-- Work to do --
Please report every line from the material that contains the word "para".

----- Given data

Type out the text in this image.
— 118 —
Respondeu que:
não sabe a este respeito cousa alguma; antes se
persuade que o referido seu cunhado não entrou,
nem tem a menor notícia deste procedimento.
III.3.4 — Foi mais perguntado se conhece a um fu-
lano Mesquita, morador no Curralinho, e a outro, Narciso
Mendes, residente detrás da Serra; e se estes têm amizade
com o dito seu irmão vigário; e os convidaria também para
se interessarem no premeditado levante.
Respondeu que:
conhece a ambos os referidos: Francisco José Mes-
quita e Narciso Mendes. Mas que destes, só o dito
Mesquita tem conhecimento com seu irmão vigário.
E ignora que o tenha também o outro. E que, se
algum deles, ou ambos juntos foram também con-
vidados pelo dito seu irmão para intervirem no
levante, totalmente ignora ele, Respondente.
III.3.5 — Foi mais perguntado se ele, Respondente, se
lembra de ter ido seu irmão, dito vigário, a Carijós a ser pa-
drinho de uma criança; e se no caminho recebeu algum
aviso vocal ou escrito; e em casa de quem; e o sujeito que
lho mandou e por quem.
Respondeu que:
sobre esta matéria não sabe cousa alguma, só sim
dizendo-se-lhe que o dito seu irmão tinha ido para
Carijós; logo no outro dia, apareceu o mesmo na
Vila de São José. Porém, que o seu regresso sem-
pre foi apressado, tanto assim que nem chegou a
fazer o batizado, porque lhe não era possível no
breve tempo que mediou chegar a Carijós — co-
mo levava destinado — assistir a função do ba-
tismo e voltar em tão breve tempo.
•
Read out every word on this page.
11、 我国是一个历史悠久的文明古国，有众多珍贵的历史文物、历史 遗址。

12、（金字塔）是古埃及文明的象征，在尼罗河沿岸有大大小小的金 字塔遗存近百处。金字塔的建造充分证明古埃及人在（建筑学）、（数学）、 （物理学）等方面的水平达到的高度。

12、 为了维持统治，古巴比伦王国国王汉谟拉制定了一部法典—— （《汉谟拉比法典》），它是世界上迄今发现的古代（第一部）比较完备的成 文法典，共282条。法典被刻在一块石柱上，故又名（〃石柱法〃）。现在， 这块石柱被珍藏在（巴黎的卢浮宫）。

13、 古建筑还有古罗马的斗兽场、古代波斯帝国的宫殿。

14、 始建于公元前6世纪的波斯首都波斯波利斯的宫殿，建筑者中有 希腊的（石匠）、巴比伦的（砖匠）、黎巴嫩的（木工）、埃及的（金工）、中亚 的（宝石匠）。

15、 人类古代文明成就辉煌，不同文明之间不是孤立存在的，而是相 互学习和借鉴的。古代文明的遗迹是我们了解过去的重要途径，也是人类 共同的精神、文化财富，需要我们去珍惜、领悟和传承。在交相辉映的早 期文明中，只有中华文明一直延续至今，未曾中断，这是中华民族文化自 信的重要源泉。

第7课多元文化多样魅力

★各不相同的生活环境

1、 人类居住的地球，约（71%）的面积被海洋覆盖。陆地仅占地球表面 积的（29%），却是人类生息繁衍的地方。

----------

-- Output --
com o dito seu irmão vigário; e os convidaria também para
vidados pelo dito seu irmão para intervirem no
dizendo-se-lhe que o dito seu irmão tinha ido para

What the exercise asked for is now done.